Start SUPPLIED RECORDS
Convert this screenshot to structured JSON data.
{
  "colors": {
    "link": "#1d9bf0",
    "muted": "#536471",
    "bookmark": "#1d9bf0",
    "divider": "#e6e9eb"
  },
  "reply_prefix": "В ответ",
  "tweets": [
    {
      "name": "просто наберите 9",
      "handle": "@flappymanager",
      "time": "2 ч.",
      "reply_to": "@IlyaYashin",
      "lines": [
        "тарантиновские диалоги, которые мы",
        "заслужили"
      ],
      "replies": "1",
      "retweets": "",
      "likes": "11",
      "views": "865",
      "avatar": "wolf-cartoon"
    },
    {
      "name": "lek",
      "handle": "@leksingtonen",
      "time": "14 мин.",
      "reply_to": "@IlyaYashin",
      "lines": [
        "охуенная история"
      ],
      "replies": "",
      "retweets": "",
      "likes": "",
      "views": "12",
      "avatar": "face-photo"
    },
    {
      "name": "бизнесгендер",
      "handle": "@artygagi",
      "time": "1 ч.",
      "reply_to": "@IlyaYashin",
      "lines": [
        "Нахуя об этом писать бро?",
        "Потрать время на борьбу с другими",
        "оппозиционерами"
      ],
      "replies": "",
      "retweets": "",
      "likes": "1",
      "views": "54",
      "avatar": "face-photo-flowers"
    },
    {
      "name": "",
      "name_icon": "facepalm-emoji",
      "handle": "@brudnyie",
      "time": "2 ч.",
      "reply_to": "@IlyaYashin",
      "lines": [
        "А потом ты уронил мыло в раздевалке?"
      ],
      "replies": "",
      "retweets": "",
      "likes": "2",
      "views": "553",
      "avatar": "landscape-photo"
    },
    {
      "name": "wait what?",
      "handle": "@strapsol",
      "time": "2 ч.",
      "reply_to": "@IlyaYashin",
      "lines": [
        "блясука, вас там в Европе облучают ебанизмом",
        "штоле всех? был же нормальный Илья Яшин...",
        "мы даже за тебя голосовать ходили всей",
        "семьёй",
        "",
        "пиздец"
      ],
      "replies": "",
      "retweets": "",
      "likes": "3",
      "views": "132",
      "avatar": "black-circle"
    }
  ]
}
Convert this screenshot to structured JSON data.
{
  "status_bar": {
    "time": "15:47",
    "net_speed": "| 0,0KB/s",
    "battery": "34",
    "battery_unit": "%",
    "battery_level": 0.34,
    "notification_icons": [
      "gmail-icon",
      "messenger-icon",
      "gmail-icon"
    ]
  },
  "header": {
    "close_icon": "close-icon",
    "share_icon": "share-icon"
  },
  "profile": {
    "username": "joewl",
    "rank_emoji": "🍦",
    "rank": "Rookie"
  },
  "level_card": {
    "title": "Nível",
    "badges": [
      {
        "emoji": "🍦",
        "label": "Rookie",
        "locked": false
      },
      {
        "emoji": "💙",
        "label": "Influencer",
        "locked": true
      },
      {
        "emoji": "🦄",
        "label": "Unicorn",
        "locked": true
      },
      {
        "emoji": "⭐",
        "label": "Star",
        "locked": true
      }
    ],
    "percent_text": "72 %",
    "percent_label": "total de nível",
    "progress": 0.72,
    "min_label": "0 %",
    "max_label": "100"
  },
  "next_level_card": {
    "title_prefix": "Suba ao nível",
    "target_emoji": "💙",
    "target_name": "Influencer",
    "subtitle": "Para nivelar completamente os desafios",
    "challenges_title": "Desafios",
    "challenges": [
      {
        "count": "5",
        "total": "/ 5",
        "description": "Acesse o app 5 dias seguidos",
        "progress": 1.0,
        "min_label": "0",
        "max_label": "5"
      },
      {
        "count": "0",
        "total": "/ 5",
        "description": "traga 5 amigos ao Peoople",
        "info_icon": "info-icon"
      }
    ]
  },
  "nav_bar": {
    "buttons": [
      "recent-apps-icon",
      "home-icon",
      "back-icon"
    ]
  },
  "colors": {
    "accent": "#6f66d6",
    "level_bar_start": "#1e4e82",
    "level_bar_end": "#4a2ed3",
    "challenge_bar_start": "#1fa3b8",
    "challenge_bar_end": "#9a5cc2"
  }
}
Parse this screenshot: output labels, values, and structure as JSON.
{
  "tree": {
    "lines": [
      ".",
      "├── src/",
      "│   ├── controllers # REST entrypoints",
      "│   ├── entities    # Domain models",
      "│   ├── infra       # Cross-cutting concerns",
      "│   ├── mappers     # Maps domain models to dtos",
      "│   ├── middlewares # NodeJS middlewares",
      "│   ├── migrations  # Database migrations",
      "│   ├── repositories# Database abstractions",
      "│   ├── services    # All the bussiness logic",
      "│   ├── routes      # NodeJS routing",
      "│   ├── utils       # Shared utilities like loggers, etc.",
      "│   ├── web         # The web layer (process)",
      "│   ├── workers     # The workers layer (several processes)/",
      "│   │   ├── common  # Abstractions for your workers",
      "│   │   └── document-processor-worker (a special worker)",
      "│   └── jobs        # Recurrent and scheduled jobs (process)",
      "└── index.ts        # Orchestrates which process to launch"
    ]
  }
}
End SUPPLIED RECORDS
▶ TASK REQUIREMENTS
Quote all of the entries verbatim.

▶ ANSWER BELOW
Convert this screenshot to structured JSON data.
{
  "colors": {
    "link": "#1d9bf0",
    "muted": "#536471",
    "bookmark": "#1d9bf0",
    "divider": "#e6e9eb"
  },
  "reply_prefix": "В ответ",
  "tweets": [
    {
      "name": "просто наберите 9",
      "handle": "@flappymanager",
      "time": "2 ч.",
      "reply_to": "@IlyaYashin",
      "lines": [
        "тарантиновские диалоги, которые мы",
        "заслужили"
      ],
      "replies": "1",
      "retweets": "",
      "likes": "11",
      "views": "865",
      "avatar": "wolf-cartoon"
    },
    {
      "name": "lek",
      "handle": "@leksingtonen",
      "time": "14 мин.",
      "reply_to": "@IlyaYashin",
      "lines": [
        "охуенная история"
      ],
      "replies": "",
      "retweets": "",
      "likes": "",
      "views": "12",
      "avatar": "face-photo"
    },
    {
      "name": "бизнесгендер",
      "handle": "@artygagi",
      "time": "1 ч.",
      "reply_to": "@IlyaYashin",
      "lines": [
        "Нахуя об этом писать бро?",
        "Потрать время на борьбу с другими",
        "оппозиционерами"
      ],
      "replies": "",
      "retweets": "",
      "likes": "1",
      "views": "54",
      "avatar": "face-photo-flowers"
    },
    {
      "name": "",
      "name_icon": "facepalm-emoji",
      "handle": "@brudnyie",
      "time": "2 ч.",
      "reply_to": "@IlyaYashin",
      "lines": [
        "А потом ты уронил мыло в раздевалке?"
      ],
      "replies": "",
      "retweets": "",
      "likes": "2",
      "views": "553",
      "avatar": "landscape-photo"
    },
    {
      "name": "wait what?",
      "handle": "@strapsol",
      "time": "2 ч.",
      "reply_to": "@IlyaYashin",
      "lines": [
        "блясука, вас там в Европе облучают ебанизмом",
        "штоле всех? был же нормальный Илья Яшин...",
        "мы даже за тебя голосовать ходили всей",
        "семьёй",
        "",
        "пиздец"
      ],
      "replies": "",
      "retweets": "",
      "likes": "3",
      "views": "132",
      "avatar": "black-circle"
    }
  ]
}
Convert this screenshot to structured JSON data.
{
  "status_bar": {
    "time": "15:47",
    "net_speed": "| 0,0KB/s",
    "battery": "34",
    "battery_unit": "%",
    "battery_level": 0.34,
    "notification_icons": [
      "gmail-icon",
      "messenger-icon",
      "gmail-icon"
    ]
  },
  "header": {
    "close_icon": "close-icon",
    "share_icon": "share-icon"
  },
  "profile": {
    "username": "joewl",
    "rank_emoji": "🍦",
    "rank": "Rookie"
  },
  "level_card": {
    "title": "Nível",
    "badges": [
      {
        "emoji": "🍦",
        "label": "Rookie",
        "locked": false
      },
      {
        "emoji": "💙",
        "label": "Influencer",
        "locked": true
      },
      {
        "emoji": "🦄",
        "label": "Unicorn",
        "locked": true
      },
      {
        "emoji": "⭐",
        "label": "Star",
        "locked": true
      }
    ],
    "percent_text": "72 %",
    "percent_label": "total de nível",
    "progress": 0.72,
    "min_label": "0 %",
    "max_label": "100"
  },
  "next_level_card": {
    "title_prefix": "Suba ao nível",
    "target_emoji": "💙",
    "target_name": "Influencer",
    "subtitle": "Para nivelar completamente os desafios",
    "challenges_title": "Desafios",
    "challenges": [
      {
        "count": "5",
        "total": "/ 5",
        "description": "Acesse o app 5 dias seguidos",
        "progress": 1.0,
        "min_label": "0",
        "max_label": "5"
      },
      {
        "count": "0",
        "total": "/ 5",
        "description": "traga 5 amigos ao Peoople",
        "info_icon": "info-icon"
      }
    ]
  },
  "nav_bar": {
    "buttons": [
      "recent-apps-icon",
      "home-icon",
      "back-icon"
    ]
  },
  "colors": {
    "accent": "#6f66d6",
    "level_bar_start": "#1e4e82",
    "level_bar_end": "#4a2ed3",
    "challenge_bar_start": "#1fa3b8",
    "challenge_bar_end": "#9a5cc2"
  }
}
Parse this screenshot: output labels, values, and structure as JSON.
{
  "tree": {
    "lines": [
      ".",
      "├── src/",
      "│   ├── controllers # REST entrypoints",
      "│   ├── entities    # Domain models",
      "│   ├── infra       # Cross-cutting concerns",
      "│   ├── mappers     # Maps domain models to dtos",
      "│   ├── middlewares # NodeJS middlewares",
      "│   ├── migrations  # Database migrations",
      "│   ├── repositories# Database abstractions",
      "│   ├── services    # All the bussiness logic",
      "│   ├── routes      # NodeJS routing",
      "│   ├── utils       # Shared utilities like loggers, etc.",
      "│   ├── web         # The web layer (process)",
      "│   ├── workers     # The workers layer (several processes)/",
      "│   │   ├── common  # Abstractions for your workers",
      "│   │   └── document-processor-worker (a special worker)",
      "│   └── jobs        # Recurrent and scheduled jobs (process)",
      "└── index.ts        # Orchestrates which process to launch"
    ]
  }
}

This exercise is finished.